Entries taken from a collection:
[START]

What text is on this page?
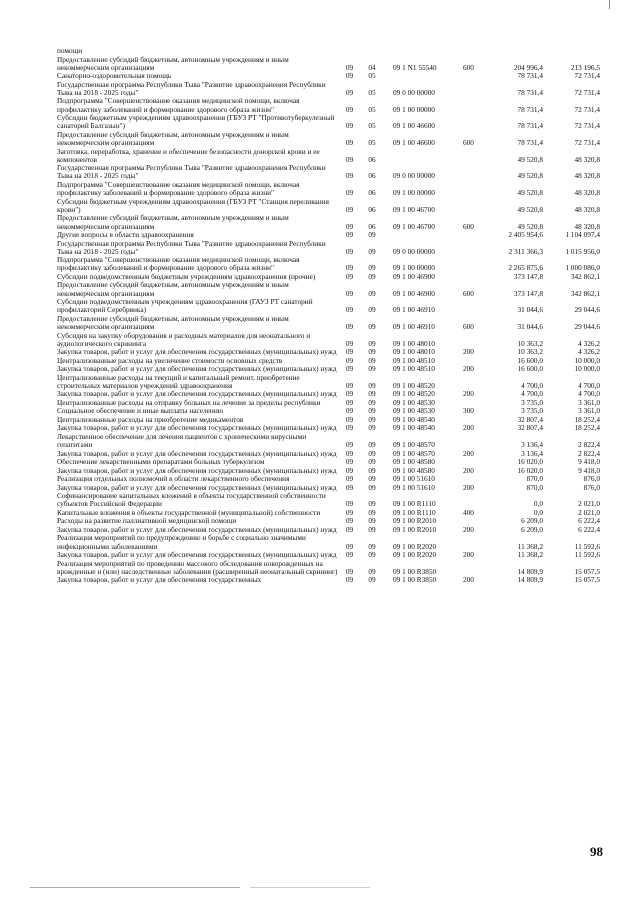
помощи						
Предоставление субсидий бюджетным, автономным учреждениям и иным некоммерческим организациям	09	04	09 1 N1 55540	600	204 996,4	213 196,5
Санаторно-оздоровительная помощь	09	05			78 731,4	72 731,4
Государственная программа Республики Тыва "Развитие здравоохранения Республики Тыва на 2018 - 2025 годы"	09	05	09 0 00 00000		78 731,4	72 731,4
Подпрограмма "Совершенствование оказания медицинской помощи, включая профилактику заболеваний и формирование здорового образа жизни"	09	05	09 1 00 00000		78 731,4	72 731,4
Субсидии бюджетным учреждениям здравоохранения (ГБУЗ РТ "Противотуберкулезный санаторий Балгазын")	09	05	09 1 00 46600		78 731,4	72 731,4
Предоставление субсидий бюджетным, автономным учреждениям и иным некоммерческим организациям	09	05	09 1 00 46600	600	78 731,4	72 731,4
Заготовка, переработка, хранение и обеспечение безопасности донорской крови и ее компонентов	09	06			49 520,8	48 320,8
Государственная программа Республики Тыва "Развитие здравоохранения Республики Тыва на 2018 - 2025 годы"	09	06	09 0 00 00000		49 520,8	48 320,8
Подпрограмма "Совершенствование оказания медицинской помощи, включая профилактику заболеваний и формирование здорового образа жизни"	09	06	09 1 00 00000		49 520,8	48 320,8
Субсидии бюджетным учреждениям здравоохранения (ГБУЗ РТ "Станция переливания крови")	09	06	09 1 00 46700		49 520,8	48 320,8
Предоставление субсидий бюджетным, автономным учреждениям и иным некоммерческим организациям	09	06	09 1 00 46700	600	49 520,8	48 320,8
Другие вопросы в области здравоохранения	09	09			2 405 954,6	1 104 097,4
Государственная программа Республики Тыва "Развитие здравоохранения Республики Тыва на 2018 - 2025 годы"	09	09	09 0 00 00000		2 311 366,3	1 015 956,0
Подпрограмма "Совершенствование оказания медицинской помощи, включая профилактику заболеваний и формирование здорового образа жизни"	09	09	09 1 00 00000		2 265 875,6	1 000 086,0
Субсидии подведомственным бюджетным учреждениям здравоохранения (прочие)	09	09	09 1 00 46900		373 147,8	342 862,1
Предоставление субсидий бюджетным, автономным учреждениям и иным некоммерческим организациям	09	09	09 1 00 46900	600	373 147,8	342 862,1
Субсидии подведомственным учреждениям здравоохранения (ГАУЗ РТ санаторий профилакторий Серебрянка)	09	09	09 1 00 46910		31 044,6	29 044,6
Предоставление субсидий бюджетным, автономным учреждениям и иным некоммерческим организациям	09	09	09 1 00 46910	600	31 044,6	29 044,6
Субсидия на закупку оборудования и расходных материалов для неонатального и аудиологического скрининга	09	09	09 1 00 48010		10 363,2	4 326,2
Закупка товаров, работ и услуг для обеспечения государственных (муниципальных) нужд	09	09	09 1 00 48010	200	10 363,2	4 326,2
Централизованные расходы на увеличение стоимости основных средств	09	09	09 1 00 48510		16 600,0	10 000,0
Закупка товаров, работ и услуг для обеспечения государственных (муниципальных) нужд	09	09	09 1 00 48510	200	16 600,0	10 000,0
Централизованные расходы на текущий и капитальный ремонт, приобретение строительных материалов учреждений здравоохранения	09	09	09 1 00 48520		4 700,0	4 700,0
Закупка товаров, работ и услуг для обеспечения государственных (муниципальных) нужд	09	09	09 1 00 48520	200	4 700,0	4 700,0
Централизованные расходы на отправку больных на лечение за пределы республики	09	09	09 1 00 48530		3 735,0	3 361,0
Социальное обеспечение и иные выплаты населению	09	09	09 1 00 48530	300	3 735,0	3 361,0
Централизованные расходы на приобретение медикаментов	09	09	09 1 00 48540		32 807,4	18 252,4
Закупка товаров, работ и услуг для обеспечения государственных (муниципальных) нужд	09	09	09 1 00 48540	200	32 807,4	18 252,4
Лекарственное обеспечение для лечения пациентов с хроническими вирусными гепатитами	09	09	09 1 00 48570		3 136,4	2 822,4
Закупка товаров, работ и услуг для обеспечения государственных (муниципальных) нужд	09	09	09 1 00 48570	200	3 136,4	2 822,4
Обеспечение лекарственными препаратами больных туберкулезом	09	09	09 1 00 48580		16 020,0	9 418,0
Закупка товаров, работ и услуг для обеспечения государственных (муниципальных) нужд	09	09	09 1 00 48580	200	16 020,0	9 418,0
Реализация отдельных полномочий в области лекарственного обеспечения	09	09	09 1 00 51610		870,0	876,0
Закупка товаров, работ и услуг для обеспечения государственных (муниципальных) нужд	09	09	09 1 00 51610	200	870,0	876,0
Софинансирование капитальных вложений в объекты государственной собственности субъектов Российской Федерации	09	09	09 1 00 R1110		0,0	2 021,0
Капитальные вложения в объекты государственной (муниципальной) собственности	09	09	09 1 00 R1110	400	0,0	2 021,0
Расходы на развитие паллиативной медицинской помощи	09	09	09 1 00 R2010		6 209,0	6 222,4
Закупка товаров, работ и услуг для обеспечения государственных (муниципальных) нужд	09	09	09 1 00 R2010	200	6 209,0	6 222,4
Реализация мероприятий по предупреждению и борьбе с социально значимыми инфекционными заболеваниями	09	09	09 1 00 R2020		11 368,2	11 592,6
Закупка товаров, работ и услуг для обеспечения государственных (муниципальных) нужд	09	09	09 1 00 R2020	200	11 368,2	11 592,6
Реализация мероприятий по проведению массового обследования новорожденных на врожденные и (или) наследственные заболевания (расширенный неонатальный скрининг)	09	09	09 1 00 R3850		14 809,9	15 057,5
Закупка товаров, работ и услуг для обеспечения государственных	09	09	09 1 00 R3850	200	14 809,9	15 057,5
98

[END]
[START]

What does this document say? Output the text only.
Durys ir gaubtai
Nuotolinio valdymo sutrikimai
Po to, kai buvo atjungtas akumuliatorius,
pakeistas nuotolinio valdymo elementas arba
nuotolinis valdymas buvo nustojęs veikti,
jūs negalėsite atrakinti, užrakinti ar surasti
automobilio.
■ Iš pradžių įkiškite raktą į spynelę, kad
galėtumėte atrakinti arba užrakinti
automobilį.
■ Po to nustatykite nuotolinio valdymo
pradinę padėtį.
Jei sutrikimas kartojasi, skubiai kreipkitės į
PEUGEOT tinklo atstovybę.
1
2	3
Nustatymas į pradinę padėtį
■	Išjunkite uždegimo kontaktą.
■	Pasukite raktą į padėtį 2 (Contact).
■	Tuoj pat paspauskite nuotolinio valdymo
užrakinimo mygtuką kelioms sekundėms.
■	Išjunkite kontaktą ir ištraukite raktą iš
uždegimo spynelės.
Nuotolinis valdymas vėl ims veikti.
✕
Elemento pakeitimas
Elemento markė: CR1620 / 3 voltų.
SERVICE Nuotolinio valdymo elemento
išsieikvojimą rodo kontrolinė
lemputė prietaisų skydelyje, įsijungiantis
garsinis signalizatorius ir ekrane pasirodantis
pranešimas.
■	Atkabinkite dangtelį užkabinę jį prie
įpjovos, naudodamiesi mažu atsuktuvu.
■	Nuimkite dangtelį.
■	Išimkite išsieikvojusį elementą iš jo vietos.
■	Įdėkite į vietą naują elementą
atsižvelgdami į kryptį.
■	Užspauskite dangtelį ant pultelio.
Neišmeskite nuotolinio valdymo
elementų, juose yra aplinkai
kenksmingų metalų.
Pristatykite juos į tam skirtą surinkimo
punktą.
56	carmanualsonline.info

[END]
[START]

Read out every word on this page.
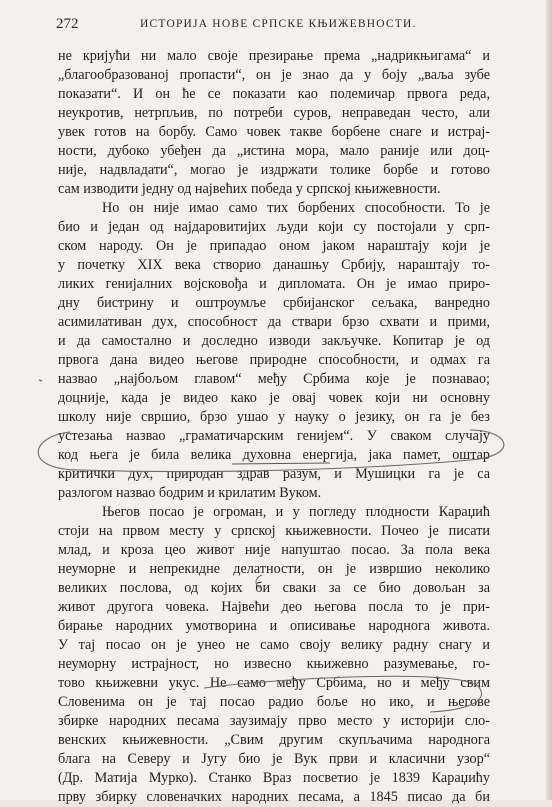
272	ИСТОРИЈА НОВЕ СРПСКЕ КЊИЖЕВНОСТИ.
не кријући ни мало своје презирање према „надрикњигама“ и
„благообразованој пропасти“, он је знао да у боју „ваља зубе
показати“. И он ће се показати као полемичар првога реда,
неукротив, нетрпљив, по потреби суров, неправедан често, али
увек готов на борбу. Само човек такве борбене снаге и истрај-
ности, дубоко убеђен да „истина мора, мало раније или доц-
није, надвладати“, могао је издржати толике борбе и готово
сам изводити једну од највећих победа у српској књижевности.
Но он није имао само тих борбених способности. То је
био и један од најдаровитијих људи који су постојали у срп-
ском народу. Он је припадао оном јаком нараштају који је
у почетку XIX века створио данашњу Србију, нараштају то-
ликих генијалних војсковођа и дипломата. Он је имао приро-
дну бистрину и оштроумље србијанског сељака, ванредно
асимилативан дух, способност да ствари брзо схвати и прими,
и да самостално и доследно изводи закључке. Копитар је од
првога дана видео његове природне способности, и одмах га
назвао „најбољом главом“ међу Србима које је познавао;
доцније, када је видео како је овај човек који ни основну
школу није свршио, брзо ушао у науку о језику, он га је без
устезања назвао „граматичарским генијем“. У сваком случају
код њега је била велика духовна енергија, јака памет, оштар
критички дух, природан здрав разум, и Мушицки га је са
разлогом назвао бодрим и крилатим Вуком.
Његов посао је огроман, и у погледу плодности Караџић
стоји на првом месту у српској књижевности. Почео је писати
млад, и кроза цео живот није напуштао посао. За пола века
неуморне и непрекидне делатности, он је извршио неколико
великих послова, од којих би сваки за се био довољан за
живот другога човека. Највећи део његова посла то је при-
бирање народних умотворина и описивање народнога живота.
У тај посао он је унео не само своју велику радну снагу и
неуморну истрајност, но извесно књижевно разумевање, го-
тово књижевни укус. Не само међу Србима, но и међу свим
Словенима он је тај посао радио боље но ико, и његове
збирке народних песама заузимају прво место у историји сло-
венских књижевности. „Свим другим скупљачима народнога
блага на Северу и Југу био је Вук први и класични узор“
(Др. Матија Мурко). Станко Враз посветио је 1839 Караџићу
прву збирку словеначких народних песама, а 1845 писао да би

[END]

:: TO BE DONE ::
Find and copy every line in the entries above where the string "материалов" occurs.

:: FULL RESPONSE ::
Субсидия на закупку оборудования и расходных материалов для неонатального и аудиологического скрининга	09	09	09 1 00 48010		10 363,2	4 326,2
Централизованные расходы на текущий и капитальный ремонт, приобретение строительных материалов учреждений здравоохранения	09	09	09 1 00 48520		4 700,0	4 700,0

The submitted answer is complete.